Instructions to follow - Present every line in which the string "окончания" appears.

(Collected data)
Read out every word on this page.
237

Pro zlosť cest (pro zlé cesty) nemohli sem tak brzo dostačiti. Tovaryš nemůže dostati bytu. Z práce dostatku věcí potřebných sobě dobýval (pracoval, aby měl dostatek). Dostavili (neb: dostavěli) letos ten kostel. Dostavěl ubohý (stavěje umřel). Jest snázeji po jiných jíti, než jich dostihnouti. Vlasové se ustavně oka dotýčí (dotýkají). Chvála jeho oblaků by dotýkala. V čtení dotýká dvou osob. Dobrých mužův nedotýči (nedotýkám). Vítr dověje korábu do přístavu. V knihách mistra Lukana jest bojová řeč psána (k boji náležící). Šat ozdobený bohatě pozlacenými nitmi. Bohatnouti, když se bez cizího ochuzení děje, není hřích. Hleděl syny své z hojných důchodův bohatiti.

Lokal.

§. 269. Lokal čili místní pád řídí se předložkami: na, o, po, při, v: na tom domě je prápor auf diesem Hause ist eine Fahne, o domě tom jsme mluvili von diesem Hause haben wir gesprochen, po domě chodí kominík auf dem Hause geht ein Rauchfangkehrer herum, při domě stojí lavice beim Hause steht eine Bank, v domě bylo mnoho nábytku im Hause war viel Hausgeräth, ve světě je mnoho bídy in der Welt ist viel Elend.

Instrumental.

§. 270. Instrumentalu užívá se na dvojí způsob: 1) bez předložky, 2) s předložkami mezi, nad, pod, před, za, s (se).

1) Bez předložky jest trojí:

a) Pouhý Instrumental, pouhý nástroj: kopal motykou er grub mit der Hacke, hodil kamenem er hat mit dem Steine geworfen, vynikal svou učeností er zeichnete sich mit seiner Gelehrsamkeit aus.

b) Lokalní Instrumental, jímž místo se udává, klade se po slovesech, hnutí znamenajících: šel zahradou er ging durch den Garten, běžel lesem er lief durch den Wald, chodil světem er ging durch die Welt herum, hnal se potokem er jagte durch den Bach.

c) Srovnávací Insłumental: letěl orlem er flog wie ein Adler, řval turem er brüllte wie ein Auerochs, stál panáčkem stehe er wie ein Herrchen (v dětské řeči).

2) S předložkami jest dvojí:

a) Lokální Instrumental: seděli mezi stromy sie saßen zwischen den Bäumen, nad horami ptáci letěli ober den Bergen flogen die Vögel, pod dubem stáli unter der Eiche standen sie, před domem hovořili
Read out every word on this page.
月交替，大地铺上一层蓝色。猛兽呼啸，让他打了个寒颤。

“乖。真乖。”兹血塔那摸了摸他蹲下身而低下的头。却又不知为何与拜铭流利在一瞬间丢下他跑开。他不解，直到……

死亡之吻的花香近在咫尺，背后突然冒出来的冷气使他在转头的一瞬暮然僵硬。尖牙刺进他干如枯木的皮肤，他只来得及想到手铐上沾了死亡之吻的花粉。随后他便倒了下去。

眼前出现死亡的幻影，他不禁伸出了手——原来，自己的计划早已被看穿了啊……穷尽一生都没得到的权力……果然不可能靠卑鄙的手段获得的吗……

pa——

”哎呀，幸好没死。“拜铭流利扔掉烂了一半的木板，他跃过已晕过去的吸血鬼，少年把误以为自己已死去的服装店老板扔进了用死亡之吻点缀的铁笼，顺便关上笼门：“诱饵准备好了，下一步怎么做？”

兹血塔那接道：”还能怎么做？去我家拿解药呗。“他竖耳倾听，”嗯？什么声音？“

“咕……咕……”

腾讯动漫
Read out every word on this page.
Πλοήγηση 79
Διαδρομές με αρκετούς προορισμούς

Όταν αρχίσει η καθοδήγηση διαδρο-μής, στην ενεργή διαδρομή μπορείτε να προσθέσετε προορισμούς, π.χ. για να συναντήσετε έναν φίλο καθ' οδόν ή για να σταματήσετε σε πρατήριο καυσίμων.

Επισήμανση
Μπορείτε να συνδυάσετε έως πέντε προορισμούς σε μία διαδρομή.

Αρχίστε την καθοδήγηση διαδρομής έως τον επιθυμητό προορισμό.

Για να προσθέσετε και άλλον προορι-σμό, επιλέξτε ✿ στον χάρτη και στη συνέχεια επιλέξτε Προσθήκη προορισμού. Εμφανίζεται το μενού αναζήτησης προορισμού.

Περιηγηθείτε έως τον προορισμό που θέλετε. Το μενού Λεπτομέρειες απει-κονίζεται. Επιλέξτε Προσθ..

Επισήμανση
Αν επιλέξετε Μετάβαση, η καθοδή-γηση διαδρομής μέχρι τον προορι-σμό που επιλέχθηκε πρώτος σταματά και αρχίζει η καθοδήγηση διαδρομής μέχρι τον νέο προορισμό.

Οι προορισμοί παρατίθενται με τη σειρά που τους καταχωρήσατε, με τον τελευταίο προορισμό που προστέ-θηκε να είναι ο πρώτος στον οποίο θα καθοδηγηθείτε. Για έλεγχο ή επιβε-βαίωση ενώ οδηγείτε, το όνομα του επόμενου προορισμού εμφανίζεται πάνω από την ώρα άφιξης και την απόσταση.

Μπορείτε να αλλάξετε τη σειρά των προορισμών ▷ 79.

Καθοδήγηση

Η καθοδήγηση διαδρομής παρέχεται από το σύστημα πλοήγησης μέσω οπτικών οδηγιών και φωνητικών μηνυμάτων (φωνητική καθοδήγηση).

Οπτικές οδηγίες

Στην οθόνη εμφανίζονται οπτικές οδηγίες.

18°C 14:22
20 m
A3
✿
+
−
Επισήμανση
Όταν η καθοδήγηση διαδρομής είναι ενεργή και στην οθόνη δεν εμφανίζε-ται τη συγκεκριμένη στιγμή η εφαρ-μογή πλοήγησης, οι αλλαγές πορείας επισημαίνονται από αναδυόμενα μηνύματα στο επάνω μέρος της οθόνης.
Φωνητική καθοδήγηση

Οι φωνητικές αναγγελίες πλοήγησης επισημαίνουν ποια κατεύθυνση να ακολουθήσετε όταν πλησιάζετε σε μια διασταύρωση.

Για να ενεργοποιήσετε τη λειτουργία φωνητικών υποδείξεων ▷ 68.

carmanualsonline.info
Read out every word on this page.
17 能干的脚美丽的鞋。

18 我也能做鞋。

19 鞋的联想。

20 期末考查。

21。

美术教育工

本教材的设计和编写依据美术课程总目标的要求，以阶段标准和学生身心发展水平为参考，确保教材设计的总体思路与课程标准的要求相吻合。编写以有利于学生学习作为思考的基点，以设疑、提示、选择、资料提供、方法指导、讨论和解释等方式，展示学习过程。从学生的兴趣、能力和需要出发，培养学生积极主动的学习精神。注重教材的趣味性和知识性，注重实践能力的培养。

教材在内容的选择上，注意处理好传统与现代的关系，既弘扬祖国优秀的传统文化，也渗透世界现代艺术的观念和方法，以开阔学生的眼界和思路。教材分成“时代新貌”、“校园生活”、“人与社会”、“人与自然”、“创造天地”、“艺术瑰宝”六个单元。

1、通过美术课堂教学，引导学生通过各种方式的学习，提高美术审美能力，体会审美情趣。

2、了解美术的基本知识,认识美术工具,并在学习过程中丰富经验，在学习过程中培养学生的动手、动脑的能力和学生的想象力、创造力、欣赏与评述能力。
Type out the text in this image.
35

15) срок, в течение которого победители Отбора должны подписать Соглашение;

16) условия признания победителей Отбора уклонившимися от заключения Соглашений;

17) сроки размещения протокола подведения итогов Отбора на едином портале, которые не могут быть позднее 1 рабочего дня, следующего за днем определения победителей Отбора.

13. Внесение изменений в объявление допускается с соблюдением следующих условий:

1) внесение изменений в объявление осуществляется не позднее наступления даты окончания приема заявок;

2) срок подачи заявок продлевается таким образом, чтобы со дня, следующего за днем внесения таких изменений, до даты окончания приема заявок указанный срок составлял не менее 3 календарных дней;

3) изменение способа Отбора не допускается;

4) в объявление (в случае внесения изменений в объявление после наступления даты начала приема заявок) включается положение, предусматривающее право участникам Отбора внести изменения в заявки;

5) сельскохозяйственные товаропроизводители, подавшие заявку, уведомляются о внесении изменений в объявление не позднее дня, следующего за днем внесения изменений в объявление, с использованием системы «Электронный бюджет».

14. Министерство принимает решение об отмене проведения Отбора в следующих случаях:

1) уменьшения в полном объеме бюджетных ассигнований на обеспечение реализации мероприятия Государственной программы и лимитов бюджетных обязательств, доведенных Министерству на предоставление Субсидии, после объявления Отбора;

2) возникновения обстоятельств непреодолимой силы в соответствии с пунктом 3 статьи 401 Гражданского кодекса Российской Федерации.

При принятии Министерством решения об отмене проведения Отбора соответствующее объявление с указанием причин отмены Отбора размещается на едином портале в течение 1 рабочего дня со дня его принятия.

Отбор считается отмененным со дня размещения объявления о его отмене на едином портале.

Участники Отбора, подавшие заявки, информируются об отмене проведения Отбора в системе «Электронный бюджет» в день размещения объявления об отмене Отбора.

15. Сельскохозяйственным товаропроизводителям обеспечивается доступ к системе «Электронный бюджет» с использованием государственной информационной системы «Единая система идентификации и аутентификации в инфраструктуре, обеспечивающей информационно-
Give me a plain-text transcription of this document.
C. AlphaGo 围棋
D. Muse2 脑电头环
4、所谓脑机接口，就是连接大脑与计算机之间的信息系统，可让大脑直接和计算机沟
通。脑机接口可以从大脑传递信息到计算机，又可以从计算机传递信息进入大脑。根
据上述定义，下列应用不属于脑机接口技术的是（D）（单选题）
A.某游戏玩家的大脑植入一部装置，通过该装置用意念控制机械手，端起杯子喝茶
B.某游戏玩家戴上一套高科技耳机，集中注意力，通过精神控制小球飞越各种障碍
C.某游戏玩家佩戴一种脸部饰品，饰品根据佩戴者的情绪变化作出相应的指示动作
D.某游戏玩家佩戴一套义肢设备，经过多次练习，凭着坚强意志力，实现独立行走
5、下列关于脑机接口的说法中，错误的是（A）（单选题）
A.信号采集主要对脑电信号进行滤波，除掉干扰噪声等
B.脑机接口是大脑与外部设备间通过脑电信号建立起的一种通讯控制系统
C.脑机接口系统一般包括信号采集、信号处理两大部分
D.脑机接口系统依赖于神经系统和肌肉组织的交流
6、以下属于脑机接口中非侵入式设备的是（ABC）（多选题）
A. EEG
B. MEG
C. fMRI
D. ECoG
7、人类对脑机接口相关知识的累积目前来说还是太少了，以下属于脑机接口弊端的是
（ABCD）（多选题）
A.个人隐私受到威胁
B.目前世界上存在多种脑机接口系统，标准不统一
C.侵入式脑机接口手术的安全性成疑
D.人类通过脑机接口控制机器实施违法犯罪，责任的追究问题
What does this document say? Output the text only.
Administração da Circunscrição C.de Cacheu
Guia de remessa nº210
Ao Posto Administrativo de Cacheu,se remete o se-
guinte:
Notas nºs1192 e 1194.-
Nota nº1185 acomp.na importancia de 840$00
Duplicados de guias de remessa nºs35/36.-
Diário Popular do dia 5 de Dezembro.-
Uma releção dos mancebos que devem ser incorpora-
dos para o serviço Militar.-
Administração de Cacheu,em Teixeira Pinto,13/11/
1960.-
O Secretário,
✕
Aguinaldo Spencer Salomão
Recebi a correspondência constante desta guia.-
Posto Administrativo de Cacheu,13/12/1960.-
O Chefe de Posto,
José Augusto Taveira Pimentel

Correct response -
1) внесение изменений в объявление осуществляется не позднее наступления даты окончания приема заявок;
2) срок подачи заявок продлевается таким образом, чтобы со дня, следующего за днем внесения таких изменений, до даты окончания приема заявок указанный срок составлял не менее 3 календарных дней;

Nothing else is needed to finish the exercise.